**Task details**
Give back exactly the lines from the one holding "OCR this image." to the bottom of the material, both included, and nothing more. No pictures.

**Record list**
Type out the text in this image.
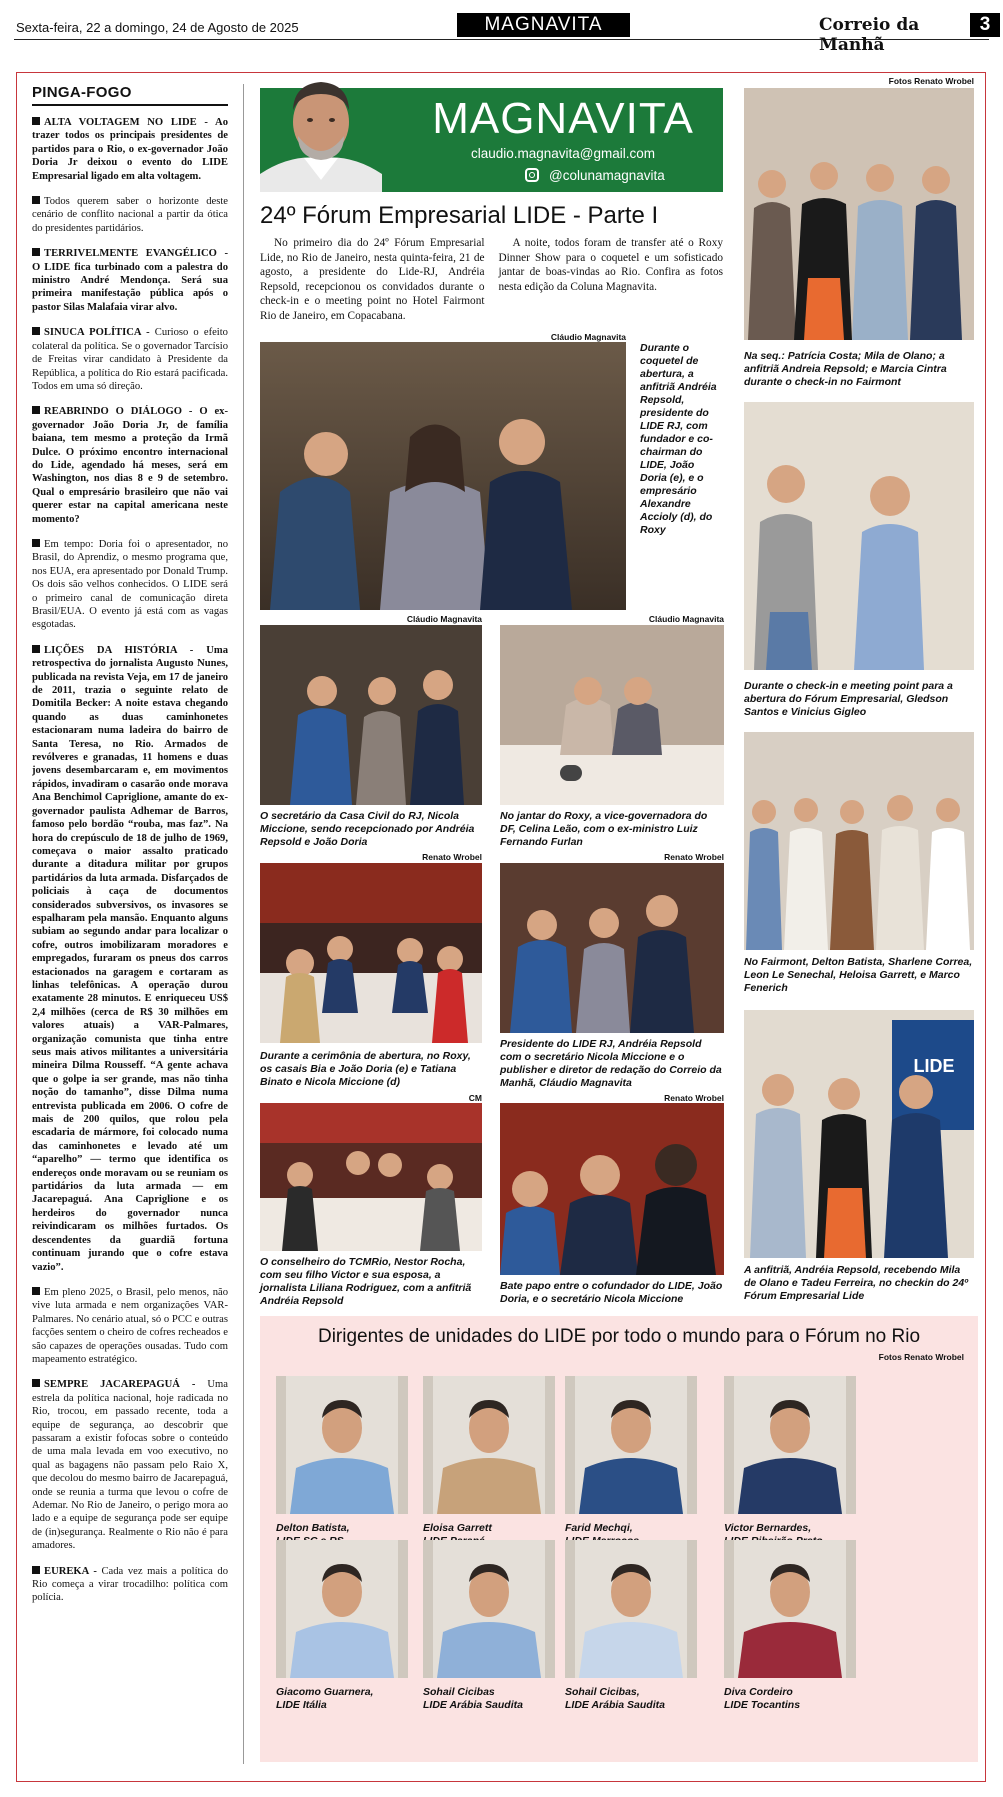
Sexta-feira, 22 a domingo, 24 de Agosto de 2025	MAGNAVITA	Correio da Manhã
3
PINGA-FOGO

ALTA VOLTAGEM NO LIDE - Ao trazer todos os principais presidentes de partidos para o Rio, o ex-governador João Doria Jr deixou o evento do LIDE Empresarial ligado em alta voltagem.

Todos querem saber o horizonte deste cenário de conflito nacional a partir da ótica do presidentes partidários.

TERRIVELMENTE EVANGÉLICO - O LIDE fica turbinado com a palestra do ministro André Mendonça. Será sua primeira manifestação pública após o pastor Silas Malafaia virar alvo.

SINUCA POLÍTICA - Curioso o efeito colateral da política. Se o governador Tarcísio de Freitas virar candidato à Presidente da República, a política do Rio estará pacificada. Todos em uma só direção.

REABRINDO O DIÁLOGO - O ex-governador João Doria Jr, de família baiana, tem mesmo a proteção da Irmã Dulce. O próximo encontro internacional do Lide, agendado há meses, será em Washington, nos dias 8 e 9 de setembro. Qual o empresário brasileiro que não vai querer estar na capital americana neste momento?

Em tempo: Doria foi o apresentador, no Brasil, do Aprendiz, o mesmo programa que, nos EUA, era apresentado por Donald Trump. Os dois são velhos conhecidos. O LIDE será o primeiro canal de comunicação direta Brasil/EUA. O evento já está com as vagas esgotadas.

LIÇÕES DA HISTÓRIA - Uma retrospectiva do jornalista Augusto Nunes, publicada na revista Veja, em 17 de janeiro de 2011, trazia o seguinte relato de Domitila Becker: A noite estava chegando quando as duas caminhonetes estacionaram numa ladeira do bairro de Santa Teresa, no Rio. Armados de revólveres e granadas, 11 homens e duas jovens desembarcaram e, em movimentos rápidos, invadiram o casarão onde morava Ana Benchimol Capriglione, amante do ex-governador paulista Adhemar de Barros, famoso pelo bordão “rouba, mas faz”. Na hora do crepúsculo de 18 de julho de 1969, começava o maior assalto praticado durante a ditadura militar por grupos partidários da luta armada. Disfarçados de policiais à caça de documentos considerados subversivos, os invasores se espalharam pela mansão. Enquanto alguns subiam ao segundo andar para localizar o cofre, outros imobilizaram moradores e empregados, furaram os pneus dos carros estacionados na garagem e cortaram as linhas telefônicas. A operação durou exatamente 28 minutos. E enriqueceu US$ 2,4 milhões (cerca de R$ 30 milhões em valores atuais) a VAR-Palmares, organização comunista que tinha entre seus mais ativos militantes a universitária mineira Dilma Rousseff. “A gente achava que o golpe ia ser grande, mas não tinha noção do tamanho”, disse Dilma numa entrevista publicada em 2006. O cofre de mais de 200 quilos, que rolou pela escadaria de mármore, foi colocado numa das caminhonetes e levado até um “aparelho” — termo que identifica os endereços onde moravam ou se reuniam os partidários da luta armada — em Jacarepaguá. Ana Capriglione e os herdeiros do governador nunca reivindicaram os milhões furtados. Os descendentes da guardiã fortuna continuam jurando que o cofre estava vazio”.

Em pleno 2025, o Brasil, pelo menos, não vive luta armada e nem organizações VAR-Palmares. No cenário atual, só o PCC e outras facções sentem o cheiro de cofres recheados e são capazes de operações ousadas. Tudo com mapeamento estratégico.

SEMPRE JACAREPAGUÁ - Uma estrela da política nacional, hoje radicada no Rio, trocou, em passado recente, toda a equipe de segurança, ao descobrir que passaram a existir fofocas sobre o conteúdo de uma mala levada em voo executivo, no qual as bagagens não passam pelo Raio X, que decolou do mesmo bairro de Jacarepaguá, onde se reunia a turma que levou o cofre de Ademar. No Rio de Janeiro, o perigo mora ao lado e a equipe de segurança pode ser equipe de (in)segurança. Realmente o Rio não é para amadores.

EUREKA - Cada vez mais a política do Rio começa a virar trocadilho: política com polícia.

MAGNAVITA
claudio.magnavita@gmail.com
@colunamagnavita
24º Fórum Empresarial LIDE - Parte I

No primeiro dia do 24º Fórum Empresarial Lide, no Rio de Janeiro, nesta quinta-feira, 21 de agosto, a presidente do Lide-RJ, Andréia Repsold, recepcionou os convidados durante o check-in e o meeting point no Hotel Fairmont Rio de Janeiro, em Copacabana.

A noite, todos foram de transfer até o Roxy Dinner Show para o coquetel e um sofisticado jantar de boas-vindas ao Rio. Confira as fotos nesta edição da Coluna Magnavita.

Cláudio Magnavita
Durante o coquetel de abertura, a anfitriã Andréia Repsold, presidente do LIDE RJ, com fundador e co-chairman do LIDE, João Doria (e), e o empresário Alexandre Accioly (d), do Roxy
Cláudio Magnavita
O secretário da Casa Civil do RJ, Nicola Miccione, sendo recepcionado por Andréia Repsold e João Doria
Cláudio Magnavita
No jantar do Roxy, a vice-governadora do DF, Celina Leão, com o ex-ministro Luiz Fernando Furlan
Renato Wrobel
Durante a cerimônia de abertura, no Roxy, os casais Bia e João Doria (e) e Tatiana Binato e Nicola Miccione (d)
Renato Wrobel
Presidente do LIDE RJ, Andréia Repsold com o secretário Nicola Miccione e o publisher e diretor de redação do Correio da Manhã, Cláudio Magnavita
CM
O conselheiro do TCMRio, Nestor Rocha, com seu filho Victor e sua esposa, a jornalista Liliana Rodriguez, com a anfitriã Andréia Repsold
Renato Wrobel
Bate papo entre o cofundador do LIDE, João Doria, e o secretário Nicola Miccione
Fotos Renato Wrobel
Na seq.: Patrícia Costa; Mila de Olano; a anfitriã Andreia Repsold; e Marcia Cintra durante o check-in no Fairmont
Durante o check-in e meeting point para a abertura do Fórum Empresarial, Gledson Santos e Vinicius Gigleo
No Fairmont, Delton Batista, Sharlene Correa, Leon Le Senechal, Heloisa Garrett, e Marco Fenerich
LIDE
A anfitriã, Andréia Repsold, recebendo Mila de Olano e Tadeu Ferreira, no checkin do 24º Fórum Empresarial Lide
Dirigentes de unidades do LIDE por todo o mundo para o Fórum no Rio
Fotos Renato Wrobel
Delton Batista,	Eloisa Garrett	Farid Mechqi,	Victor Bernardes,
Giacomo Guarnera,
LIDE Itália
Sohail Cicibas
LIDE Arábia Saudita
Sohail Cicibas,
LIDE Arábia Saudita
Diva Cordeiro
LIDE Tocantins
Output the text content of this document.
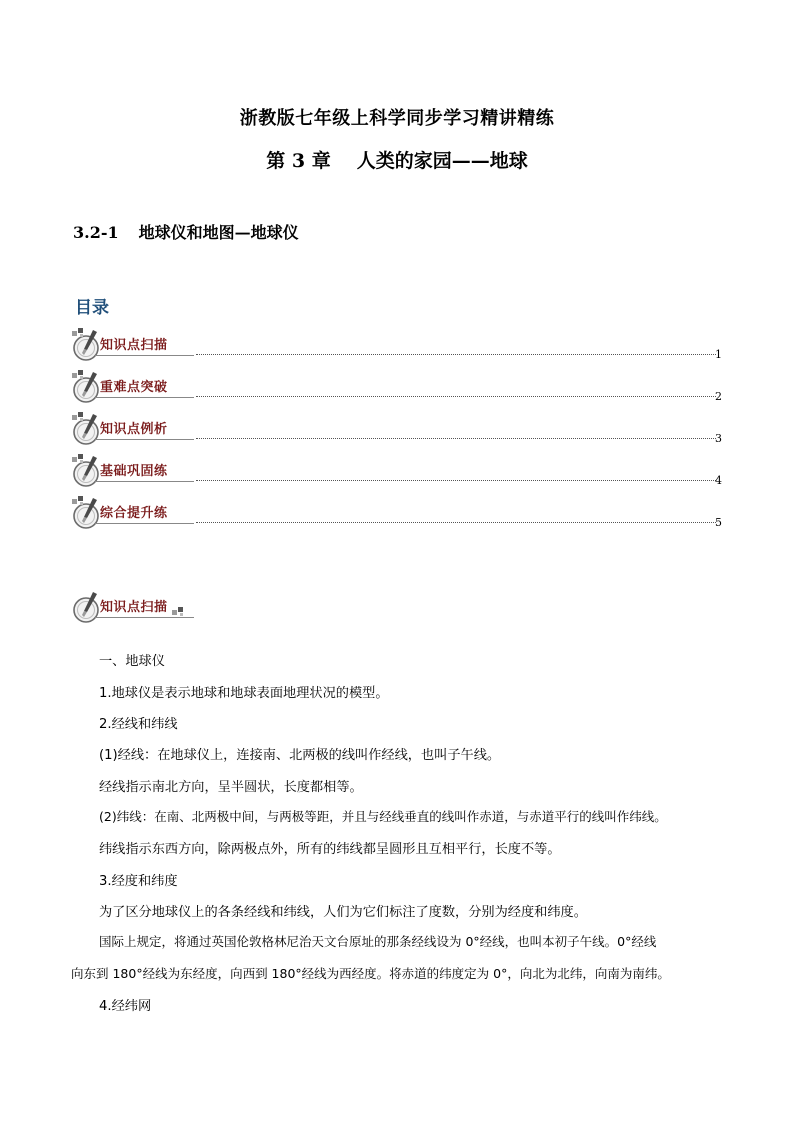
浙教版七年级上科学同步学习精讲精练
第 3 章 人类的家园——地球
3.2-1 地球仪和地图—地球仪
目录
知识点扫描
1
重难点突破
2
知识点例析
3
基础巩固练
4
综合提升练
5
知识点扫描
一、地球仪
1.地球仪是表示地球和地球表面地理状况的模型。
2.经线和纬线
(1)经线：在地球仪上，连接南、北两极的线叫作经线，也叫子午线。
经线指示南北方向，呈半圆状，长度都相等。
(2)纬线：在南、北两极中间，与两极等距，并且与经线垂直的线叫作赤道，与赤道平行的线叫作纬线。
纬线指示东西方向，除两极点外，所有的纬线都呈圆形且互相平行，长度不等。
3.经度和纬度
为了区分地球仪上的各条经线和纬线，人们为它们标注了度数，分别为经度和纬度。
国际上规定，将通过英国伦敦格林尼治天文台原址的那条经线设为 0°经线，也叫本初子午线。0°经线
向东到 180°经线为东经度，向西到 180°经线为西经度。将赤道的纬度定为 0°，向北为北纬，向南为南纬。
4.经纬网
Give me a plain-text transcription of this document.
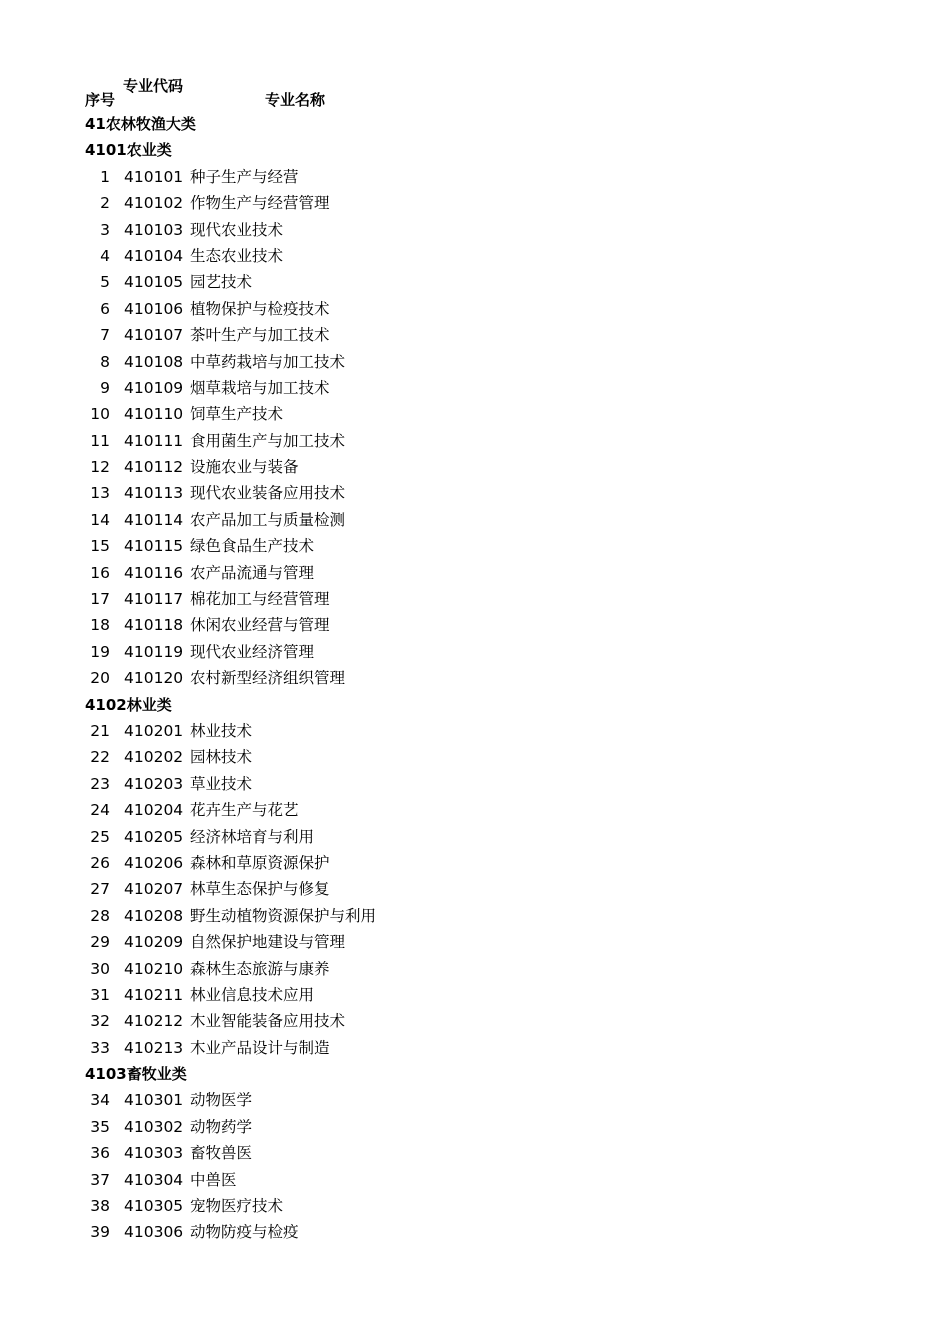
序号
专业代码
专业名称
41农林牧渔大类
4101农业类
1 410101 种子生产与经营
2 410102 作物生产与经营管理
3 410103 现代农业技术
4 410104 生态农业技术
5 410105 园艺技术
6 410106 植物保护与检疫技术
7 410107 茶叶生产与加工技术
8 410108 中草药栽培与加工技术
9 410109 烟草栽培与加工技术
10 410110 饲草生产技术
11 410111 食用菌生产与加工技术
12 410112 设施农业与装备
13 410113 现代农业装备应用技术
14 410114 农产品加工与质量检测
15 410115 绿色食品生产技术
16 410116 农产品流通与管理
17 410117 棉花加工与经营管理
18 410118 休闲农业经营与管理
19 410119 现代农业经济管理
20 410120 农村新型经济组织管理
4102林业类
21 410201 林业技术
22 410202 园林技术
23 410203 草业技术
24 410204 花卉生产与花艺
25 410205 经济林培育与利用
26 410206 森林和草原资源保护
27 410207 林草生态保护与修复
28 410208 野生动植物资源保护与利用
29 410209 自然保护地建设与管理
30 410210 森林生态旅游与康养
31 410211 林业信息技术应用
32 410212 木业智能装备应用技术
33 410213 木业产品设计与制造
4103畜牧业类
34 410301 动物医学
35 410302 动物药学
36 410303 畜牧兽医
37 410304 中兽医
38 410305 宠物医疗技术
39 410306 动物防疫与检疫
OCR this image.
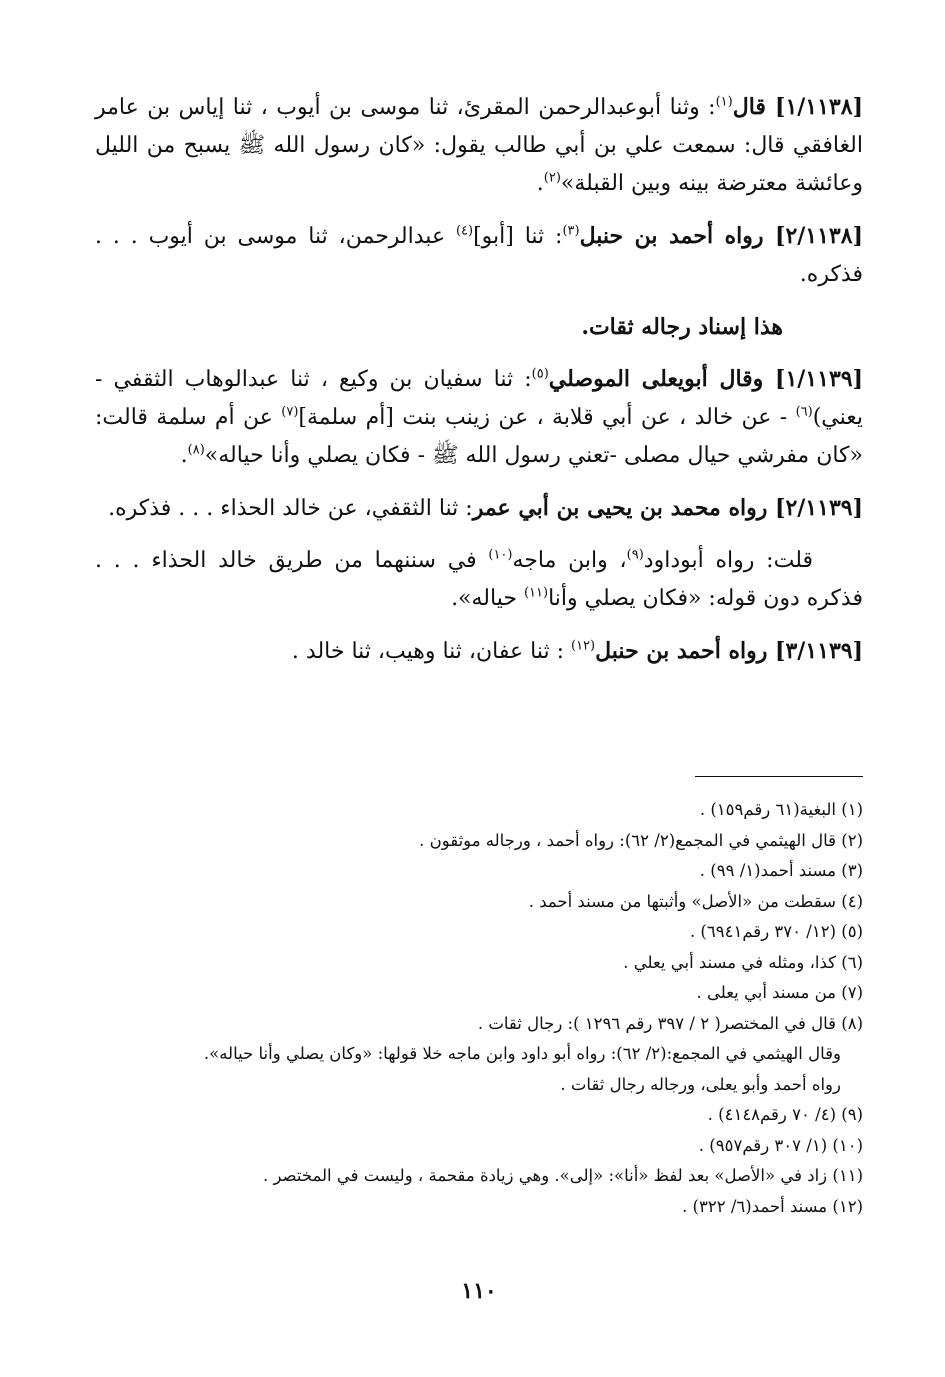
[١/١١٣٨] قال$^{(١)}$: وثنا أبوعبدالرحمن المقرئ، ثنا موسى بن أيوب ، ثنا إياس بن عامر الغافقي قال: سمعت علي بن أبي طالب يقول: «كان رسول الله ﷺ يسبح من الليل وعائشة معترضة بينه وبين القبلة»$^{(٢)}$.

[٢/١١٣٨] رواه أحمد بن حنبل$^{(٣)}$: ثنا [أبو]$^{(٤)}$ عبدالرحمن، ثنا موسى بن أيوب . . . فذكره.

هذا إسناد رجاله ثقات.

[١/١١٣٩] وقال أبويعلى الموصلي$^{(٥)}$: ثنا سفيان بن وكيع ، ثنا عبدالوهاب الثقفي - يعني)$^{(٦)}$ - عن خالد ، عن أبي قلابة ، عن زينب بنت [أم سلمة]$^{(٧)}$ عن أم سلمة قالت: «كان مفرشي حيال مصلى -تعني رسول الله ﷺ - فكان يصلي وأنا حياله»$^{(٨)}$.

[٢/١١٣٩] رواه محمد بن يحيى بن أبي عمر: ثنا الثقفي، عن خالد الحذاء . . . فذكره.

قلت: رواه أبوداود$^{(٩)}$، وابن ماجه$^{(١٠)}$ في سننهما من طريق خالد الحذاء . . . فذكره دون قوله: «فكان يصلي وأنا$^{(١١)}$ حياله».

[٣/١١٣٩] رواه أحمد بن حنبل$^{(١٢)}$ : ثنا عفان، ثنا وهيب، ثنا خالد .

(١) البغية(٦١ رقم١٥٩) .
(٢) قال الهيثمي في المجمع(٢/ ٦٢): رواه أحمد ، ورجاله موثقون .
(٣) مسند أحمد(١/ ٩٩) .
(٤) سقطت من «الأصل» وأثبتها من مسند أحمد .
(٥) (١٢/ ٣٧٠ رقم٦٩٤١) .
(٦) كذا، ومثله في مسند أبي يعلي .
(٧) من مسند أبي يعلى .
(٨) قال في المختصر( ٢ / ٣٩٧ رقم ١٢٩٦ ): رجال ثقات .
وقال الهيثمي في المجمع:(٢/ ٦٢): رواه أبو داود وابن ماجه خلا قولها: «وكان يصلي وأنا حياله».
رواه أحمد وأبو يعلى، ورجاله رجال ثقات .
(٩) (٤/ ٧٠ رقم٤١٤٨) .
(١٠) (١/ ٣٠٧ رقم٩٥٧) .
(١١) زاد في «الأصل» بعد لفظ «أنا»: «إلى». وهي زيادة مقحمة ، وليست في المختصر .
(١٢) مسند أحمد(٦/ ٣٢٢) .
١١٠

**Solution**
OCR this image.
[١/١١٣٨] قال$^{(١)}$: وثنا أبوعبدالرحمن المقرئ، ثنا موسى بن أيوب ، ثنا إياس بن عامر الغافقي قال: سمعت علي بن أبي طالب يقول: «كان رسول الله ﷺ يسبح من الليل وعائشة معترضة بينه وبين القبلة»$^{(٢)}$.

[٢/١١٣٨] رواه أحمد بن حنبل$^{(٣)}$: ثنا [أبو]$^{(٤)}$ عبدالرحمن، ثنا موسى بن أيوب . . . فذكره.

هذا إسناد رجاله ثقات.

[١/١١٣٩] وقال أبويعلى الموصلي$^{(٥)}$: ثنا سفيان بن وكيع ، ثنا عبدالوهاب الثقفي - يعني)$^{(٦)}$ - عن خالد ، عن أبي قلابة ، عن زينب بنت [أم سلمة]$^{(٧)}$ عن أم سلمة قالت: «كان مفرشي حيال مصلى -تعني رسول الله ﷺ - فكان يصلي وأنا حياله»$^{(٨)}$.

[٢/١١٣٩] رواه محمد بن يحيى بن أبي عمر: ثنا الثقفي، عن خالد الحذاء . . . فذكره.

قلت: رواه أبوداود$^{(٩)}$، وابن ماجه$^{(١٠)}$ في سننهما من طريق خالد الحذاء . . . فذكره دون قوله: «فكان يصلي وأنا$^{(١١)}$ حياله».

[٣/١١٣٩] رواه أحمد بن حنبل$^{(١٢)}$ : ثنا عفان، ثنا وهيب، ثنا خالد .

(١) البغية(٦١ رقم١٥٩) .
(٢) قال الهيثمي في المجمع(٢/ ٦٢): رواه أحمد ، ورجاله موثقون .
(٣) مسند أحمد(١/ ٩٩) .
(٤) سقطت من «الأصل» وأثبتها من مسند أحمد .
(٥) (١٢/ ٣٧٠ رقم٦٩٤١) .
(٦) كذا، ومثله في مسند أبي يعلي .
(٧) من مسند أبي يعلى .
(٨) قال في المختصر( ٢ / ٣٩٧ رقم ١٢٩٦ ): رجال ثقات .
وقال الهيثمي في المجمع:(٢/ ٦٢): رواه أبو داود وابن ماجه خلا قولها: «وكان يصلي وأنا حياله».
رواه أحمد وأبو يعلى، ورجاله رجال ثقات .
(٩) (٤/ ٧٠ رقم٤١٤٨) .
(١٠) (١/ ٣٠٧ رقم٩٥٧) .
(١١) زاد في «الأصل» بعد لفظ «أنا»: «إلى». وهي زيادة مقحمة ، وليست في المختصر .
(١٢) مسند أحمد(٦/ ٣٢٢) .
١١٠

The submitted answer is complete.